_PROBLEM STATEMENT:_ Using the records below, report how many lines hold "that", with no extra text.

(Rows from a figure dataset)

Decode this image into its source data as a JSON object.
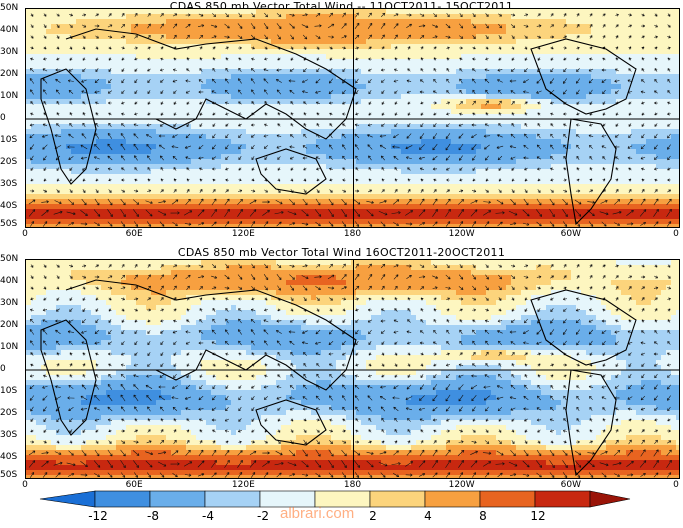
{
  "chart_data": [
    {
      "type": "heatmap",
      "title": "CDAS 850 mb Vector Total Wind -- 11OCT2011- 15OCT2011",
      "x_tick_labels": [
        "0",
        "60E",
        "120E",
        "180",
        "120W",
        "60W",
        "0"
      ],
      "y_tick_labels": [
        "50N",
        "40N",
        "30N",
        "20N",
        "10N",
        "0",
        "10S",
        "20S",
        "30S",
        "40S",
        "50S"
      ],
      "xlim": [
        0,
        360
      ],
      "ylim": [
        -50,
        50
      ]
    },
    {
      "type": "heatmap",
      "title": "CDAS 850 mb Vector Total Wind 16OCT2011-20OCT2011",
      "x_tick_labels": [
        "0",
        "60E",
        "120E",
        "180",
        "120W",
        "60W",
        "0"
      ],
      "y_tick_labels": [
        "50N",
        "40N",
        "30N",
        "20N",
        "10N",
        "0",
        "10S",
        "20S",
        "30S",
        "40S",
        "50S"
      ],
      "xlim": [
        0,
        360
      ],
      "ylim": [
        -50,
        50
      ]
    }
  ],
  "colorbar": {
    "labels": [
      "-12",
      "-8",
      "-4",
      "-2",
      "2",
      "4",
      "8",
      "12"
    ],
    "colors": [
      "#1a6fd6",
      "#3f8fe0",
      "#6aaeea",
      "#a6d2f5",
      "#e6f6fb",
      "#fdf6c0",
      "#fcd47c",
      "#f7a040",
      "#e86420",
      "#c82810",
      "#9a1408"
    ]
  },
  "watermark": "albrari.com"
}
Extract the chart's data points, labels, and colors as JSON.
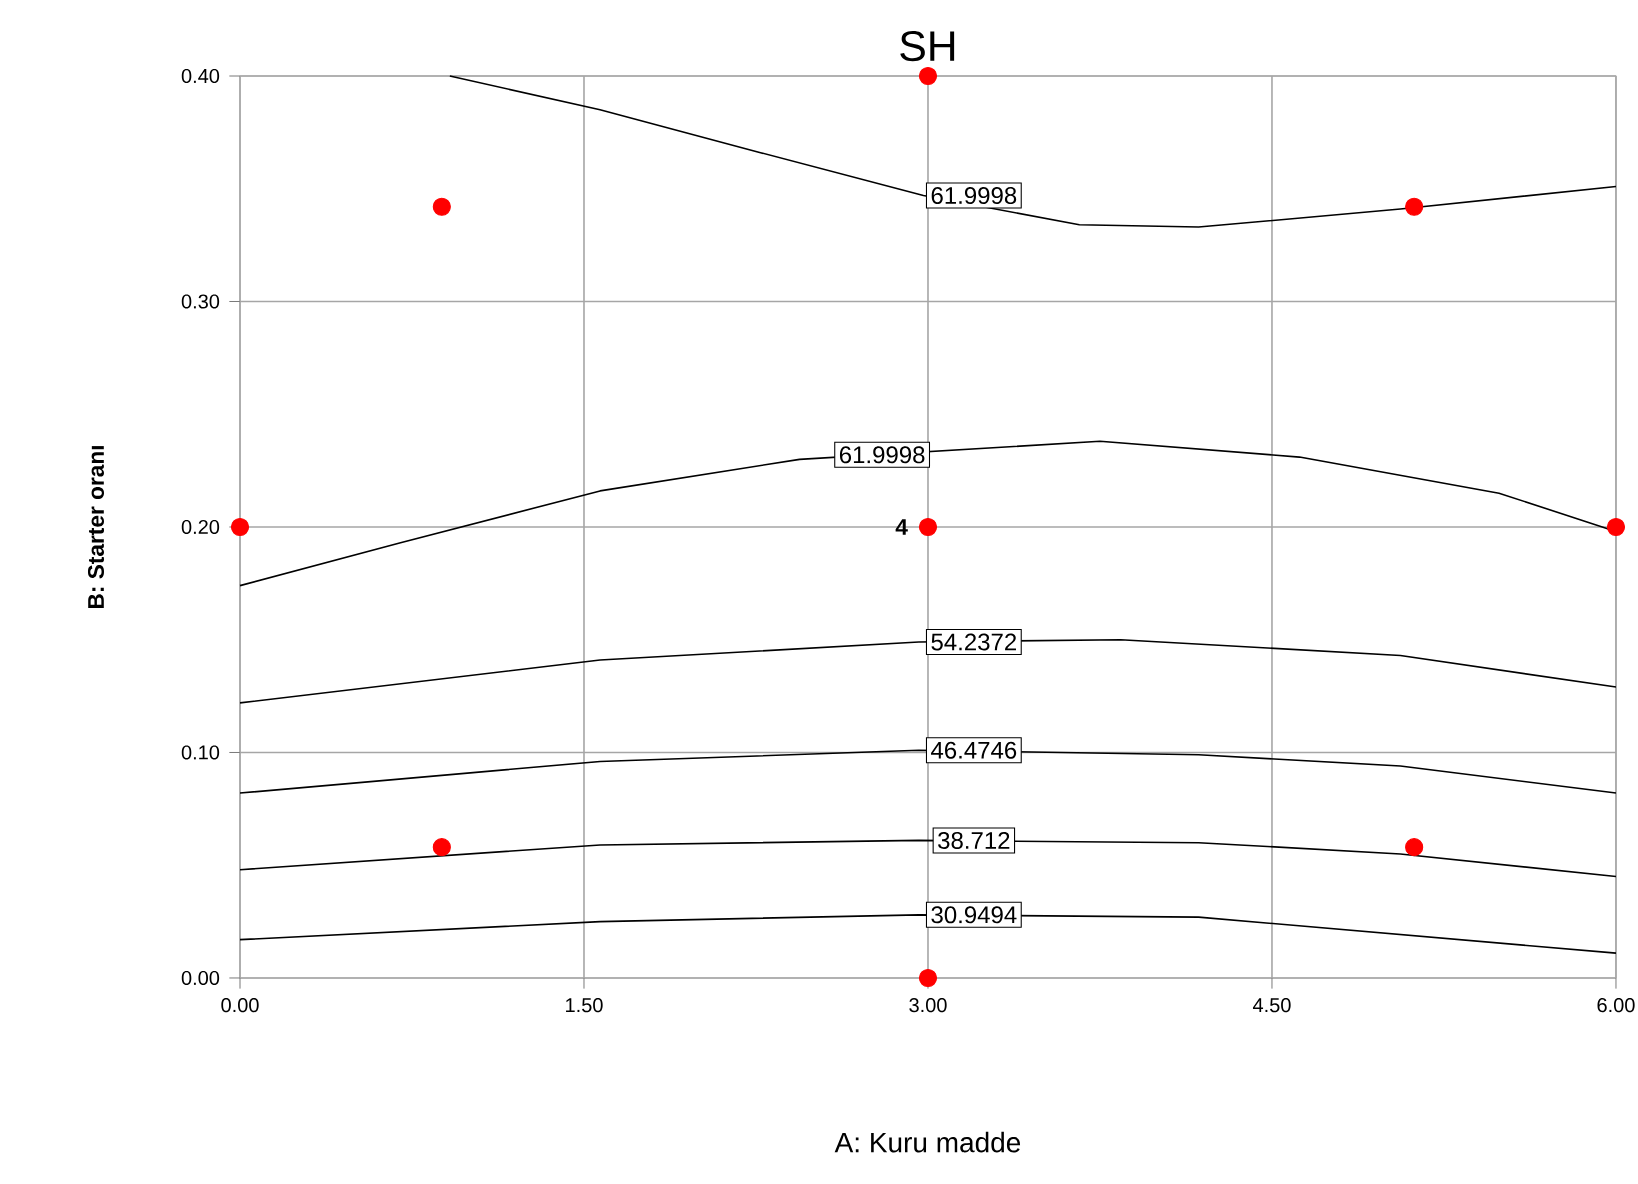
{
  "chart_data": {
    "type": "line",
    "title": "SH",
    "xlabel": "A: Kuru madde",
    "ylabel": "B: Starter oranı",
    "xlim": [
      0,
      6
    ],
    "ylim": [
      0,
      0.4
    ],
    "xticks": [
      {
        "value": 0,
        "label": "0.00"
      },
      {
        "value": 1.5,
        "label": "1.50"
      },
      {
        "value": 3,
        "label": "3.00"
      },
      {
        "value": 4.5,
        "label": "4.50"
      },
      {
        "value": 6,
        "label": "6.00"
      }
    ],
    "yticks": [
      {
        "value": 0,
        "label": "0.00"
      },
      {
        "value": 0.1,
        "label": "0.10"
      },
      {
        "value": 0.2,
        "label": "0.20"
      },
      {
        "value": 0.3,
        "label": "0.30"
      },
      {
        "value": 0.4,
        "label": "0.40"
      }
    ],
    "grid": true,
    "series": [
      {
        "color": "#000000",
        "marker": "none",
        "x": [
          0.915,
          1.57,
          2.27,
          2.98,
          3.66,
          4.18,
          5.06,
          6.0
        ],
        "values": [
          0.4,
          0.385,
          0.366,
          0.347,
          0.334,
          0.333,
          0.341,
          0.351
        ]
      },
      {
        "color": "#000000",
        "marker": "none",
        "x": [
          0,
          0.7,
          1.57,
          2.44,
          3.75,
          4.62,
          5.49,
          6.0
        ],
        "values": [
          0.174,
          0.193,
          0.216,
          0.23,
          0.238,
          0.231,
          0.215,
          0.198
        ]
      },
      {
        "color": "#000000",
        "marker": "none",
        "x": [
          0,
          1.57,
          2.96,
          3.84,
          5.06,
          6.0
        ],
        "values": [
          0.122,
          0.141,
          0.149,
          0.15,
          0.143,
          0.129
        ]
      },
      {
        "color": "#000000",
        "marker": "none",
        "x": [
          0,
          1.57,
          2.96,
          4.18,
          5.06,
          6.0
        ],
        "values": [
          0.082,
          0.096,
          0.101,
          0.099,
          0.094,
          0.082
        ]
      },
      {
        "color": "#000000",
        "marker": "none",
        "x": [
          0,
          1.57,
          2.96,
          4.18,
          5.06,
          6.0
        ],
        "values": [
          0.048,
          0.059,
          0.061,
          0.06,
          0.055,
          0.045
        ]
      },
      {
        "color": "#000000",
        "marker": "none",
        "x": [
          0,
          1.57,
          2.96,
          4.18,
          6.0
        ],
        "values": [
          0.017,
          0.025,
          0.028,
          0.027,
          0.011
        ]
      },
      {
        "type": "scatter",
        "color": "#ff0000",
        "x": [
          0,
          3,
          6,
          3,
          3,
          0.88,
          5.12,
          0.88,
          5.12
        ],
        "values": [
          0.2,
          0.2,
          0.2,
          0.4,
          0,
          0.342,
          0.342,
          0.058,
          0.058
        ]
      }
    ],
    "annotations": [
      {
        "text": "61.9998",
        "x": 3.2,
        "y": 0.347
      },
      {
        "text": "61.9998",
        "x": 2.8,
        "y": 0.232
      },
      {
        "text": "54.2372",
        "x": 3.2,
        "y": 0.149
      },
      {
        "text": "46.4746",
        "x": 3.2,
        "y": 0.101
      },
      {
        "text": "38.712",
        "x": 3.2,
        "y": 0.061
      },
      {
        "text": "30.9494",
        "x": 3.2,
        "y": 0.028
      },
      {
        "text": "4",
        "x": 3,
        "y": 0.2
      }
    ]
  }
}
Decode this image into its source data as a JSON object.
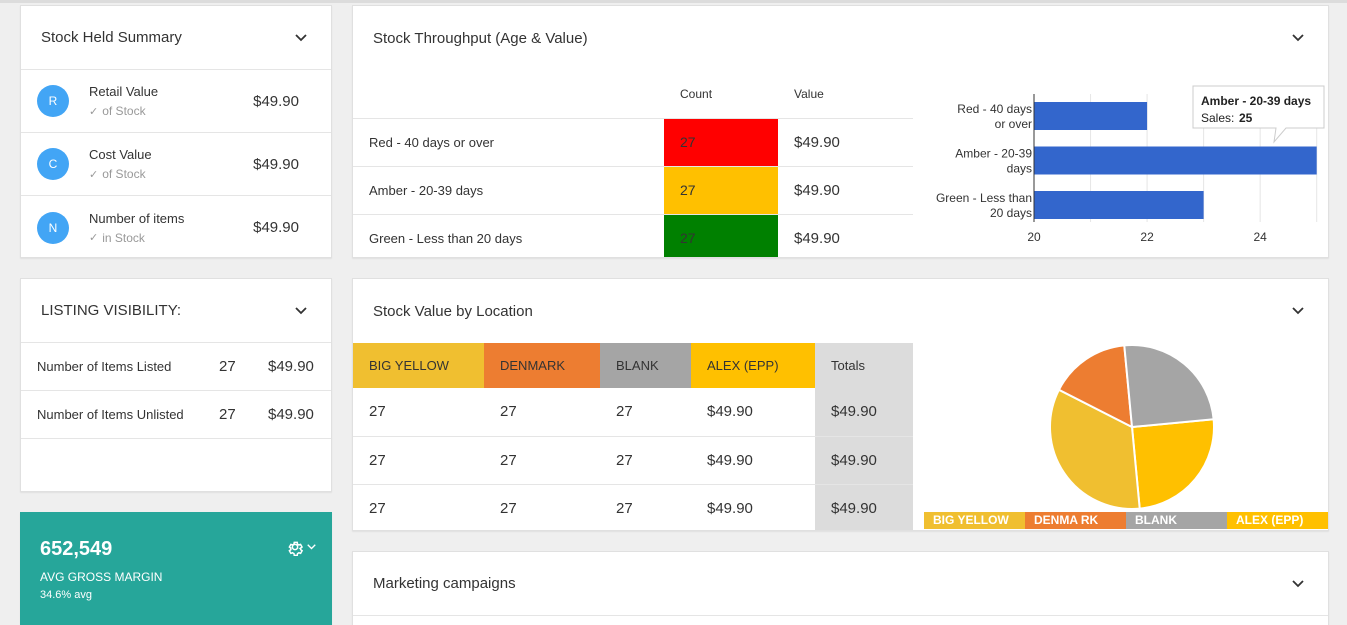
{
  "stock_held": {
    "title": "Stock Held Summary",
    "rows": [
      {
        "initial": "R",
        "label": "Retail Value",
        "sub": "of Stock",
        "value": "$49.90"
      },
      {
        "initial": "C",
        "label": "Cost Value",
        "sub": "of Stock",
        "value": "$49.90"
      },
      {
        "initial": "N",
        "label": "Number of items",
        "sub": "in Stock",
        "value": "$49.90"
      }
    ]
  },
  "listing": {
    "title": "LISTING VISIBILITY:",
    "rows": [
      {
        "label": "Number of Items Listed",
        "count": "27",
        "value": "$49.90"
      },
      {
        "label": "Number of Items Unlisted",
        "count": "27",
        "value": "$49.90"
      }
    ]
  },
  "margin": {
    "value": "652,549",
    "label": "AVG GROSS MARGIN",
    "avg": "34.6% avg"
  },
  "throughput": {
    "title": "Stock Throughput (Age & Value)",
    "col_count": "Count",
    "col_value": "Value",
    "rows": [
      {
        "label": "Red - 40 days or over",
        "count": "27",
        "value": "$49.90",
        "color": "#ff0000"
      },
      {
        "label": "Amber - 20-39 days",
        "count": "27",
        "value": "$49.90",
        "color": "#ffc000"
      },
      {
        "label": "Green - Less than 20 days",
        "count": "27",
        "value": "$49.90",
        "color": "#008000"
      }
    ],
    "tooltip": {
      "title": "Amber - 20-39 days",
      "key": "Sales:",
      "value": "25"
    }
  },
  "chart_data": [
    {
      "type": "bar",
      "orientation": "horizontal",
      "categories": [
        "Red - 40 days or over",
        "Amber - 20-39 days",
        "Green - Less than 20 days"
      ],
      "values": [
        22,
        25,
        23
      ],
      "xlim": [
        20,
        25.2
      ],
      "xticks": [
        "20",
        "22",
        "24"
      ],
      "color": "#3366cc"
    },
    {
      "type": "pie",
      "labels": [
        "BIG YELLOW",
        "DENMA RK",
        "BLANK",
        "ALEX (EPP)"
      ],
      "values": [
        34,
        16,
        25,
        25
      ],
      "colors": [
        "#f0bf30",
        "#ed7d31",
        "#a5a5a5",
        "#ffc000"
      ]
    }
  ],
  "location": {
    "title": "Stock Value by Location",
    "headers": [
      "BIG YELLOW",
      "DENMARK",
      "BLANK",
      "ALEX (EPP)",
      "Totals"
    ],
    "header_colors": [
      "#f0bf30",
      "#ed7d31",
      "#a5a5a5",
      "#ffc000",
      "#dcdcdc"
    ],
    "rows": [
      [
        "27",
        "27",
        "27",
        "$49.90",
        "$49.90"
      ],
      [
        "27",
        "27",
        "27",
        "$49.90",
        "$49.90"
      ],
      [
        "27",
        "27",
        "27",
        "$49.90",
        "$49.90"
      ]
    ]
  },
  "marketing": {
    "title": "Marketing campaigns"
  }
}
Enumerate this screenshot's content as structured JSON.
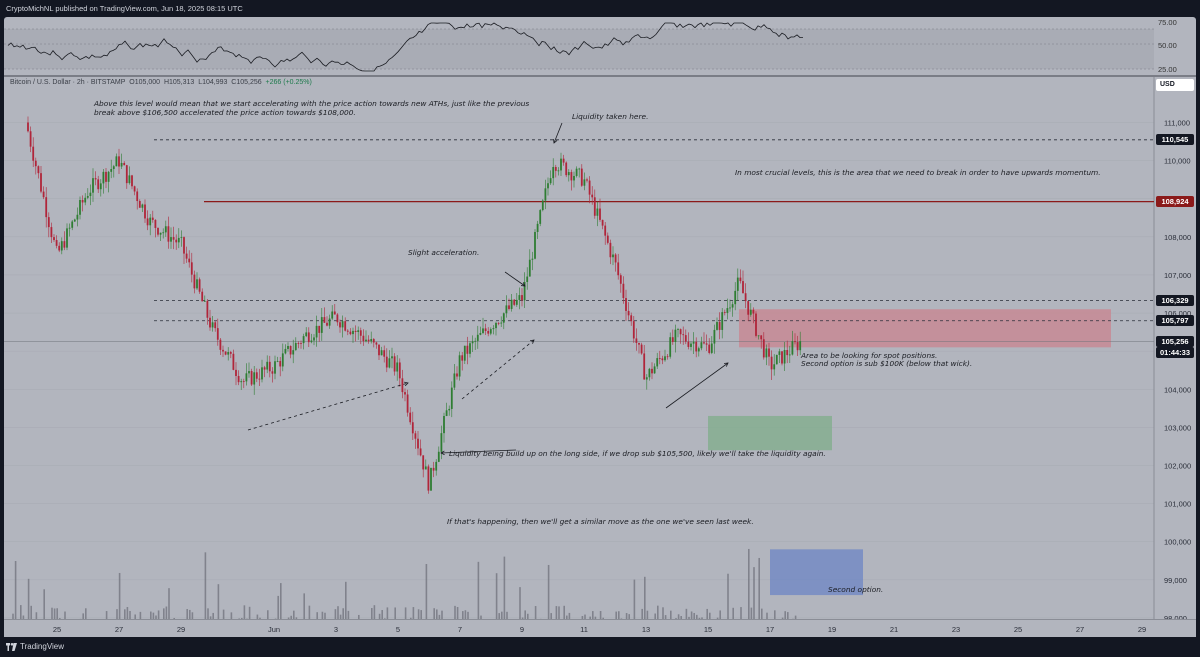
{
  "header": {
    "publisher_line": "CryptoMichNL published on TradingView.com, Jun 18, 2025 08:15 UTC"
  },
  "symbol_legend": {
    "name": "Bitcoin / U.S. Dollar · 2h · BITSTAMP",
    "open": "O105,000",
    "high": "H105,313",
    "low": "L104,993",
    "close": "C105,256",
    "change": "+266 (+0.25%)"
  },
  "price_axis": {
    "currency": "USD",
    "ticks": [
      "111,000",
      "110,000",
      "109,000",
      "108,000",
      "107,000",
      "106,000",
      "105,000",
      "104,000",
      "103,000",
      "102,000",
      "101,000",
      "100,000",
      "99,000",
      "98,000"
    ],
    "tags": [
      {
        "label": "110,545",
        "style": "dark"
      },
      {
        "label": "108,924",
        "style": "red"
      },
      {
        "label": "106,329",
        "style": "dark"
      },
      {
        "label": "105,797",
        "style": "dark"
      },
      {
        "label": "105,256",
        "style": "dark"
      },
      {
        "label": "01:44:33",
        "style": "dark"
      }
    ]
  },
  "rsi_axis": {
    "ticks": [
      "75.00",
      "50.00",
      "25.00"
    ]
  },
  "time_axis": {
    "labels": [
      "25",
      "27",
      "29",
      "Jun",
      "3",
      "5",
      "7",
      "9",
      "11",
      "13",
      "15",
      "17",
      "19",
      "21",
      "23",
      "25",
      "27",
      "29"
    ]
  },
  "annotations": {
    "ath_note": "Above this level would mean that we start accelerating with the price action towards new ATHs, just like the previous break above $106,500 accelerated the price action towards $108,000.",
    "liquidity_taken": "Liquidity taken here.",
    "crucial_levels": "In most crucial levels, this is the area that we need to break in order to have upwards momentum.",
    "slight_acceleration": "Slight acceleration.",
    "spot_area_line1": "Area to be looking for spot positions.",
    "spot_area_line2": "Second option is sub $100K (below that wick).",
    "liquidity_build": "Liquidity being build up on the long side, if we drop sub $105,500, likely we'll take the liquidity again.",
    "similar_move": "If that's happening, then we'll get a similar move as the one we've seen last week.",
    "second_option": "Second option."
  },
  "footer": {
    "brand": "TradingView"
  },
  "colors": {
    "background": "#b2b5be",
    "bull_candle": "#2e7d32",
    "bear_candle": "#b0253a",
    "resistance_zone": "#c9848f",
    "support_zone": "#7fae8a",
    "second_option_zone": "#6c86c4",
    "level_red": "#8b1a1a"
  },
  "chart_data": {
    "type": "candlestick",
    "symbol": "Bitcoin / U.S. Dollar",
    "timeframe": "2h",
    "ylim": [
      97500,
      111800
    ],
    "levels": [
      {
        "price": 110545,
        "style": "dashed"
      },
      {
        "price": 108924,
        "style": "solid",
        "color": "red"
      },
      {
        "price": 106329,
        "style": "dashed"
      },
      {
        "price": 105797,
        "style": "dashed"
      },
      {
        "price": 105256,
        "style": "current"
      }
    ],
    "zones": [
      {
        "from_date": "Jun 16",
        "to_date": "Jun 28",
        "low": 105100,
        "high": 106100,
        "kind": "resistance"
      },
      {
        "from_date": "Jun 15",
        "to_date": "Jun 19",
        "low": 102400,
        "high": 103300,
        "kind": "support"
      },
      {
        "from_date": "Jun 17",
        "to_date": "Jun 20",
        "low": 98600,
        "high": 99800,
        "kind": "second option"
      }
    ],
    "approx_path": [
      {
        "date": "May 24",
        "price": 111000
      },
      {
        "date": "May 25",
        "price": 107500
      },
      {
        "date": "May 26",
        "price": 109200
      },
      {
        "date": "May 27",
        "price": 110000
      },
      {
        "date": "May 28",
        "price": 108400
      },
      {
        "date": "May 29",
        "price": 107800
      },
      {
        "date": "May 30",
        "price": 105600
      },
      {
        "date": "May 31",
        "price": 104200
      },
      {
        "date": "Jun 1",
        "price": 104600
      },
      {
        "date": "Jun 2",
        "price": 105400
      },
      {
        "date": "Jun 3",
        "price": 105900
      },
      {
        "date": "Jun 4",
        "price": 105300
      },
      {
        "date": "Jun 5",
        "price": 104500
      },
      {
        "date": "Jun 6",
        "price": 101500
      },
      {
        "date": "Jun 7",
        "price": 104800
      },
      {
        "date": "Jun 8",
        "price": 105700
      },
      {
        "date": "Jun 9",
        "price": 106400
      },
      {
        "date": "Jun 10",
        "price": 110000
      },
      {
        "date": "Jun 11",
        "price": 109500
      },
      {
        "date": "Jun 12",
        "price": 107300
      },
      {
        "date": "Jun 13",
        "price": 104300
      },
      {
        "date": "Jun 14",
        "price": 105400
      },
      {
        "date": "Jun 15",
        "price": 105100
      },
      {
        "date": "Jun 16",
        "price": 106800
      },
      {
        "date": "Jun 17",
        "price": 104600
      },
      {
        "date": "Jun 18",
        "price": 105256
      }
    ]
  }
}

_CORRECT ANSWER:_ 4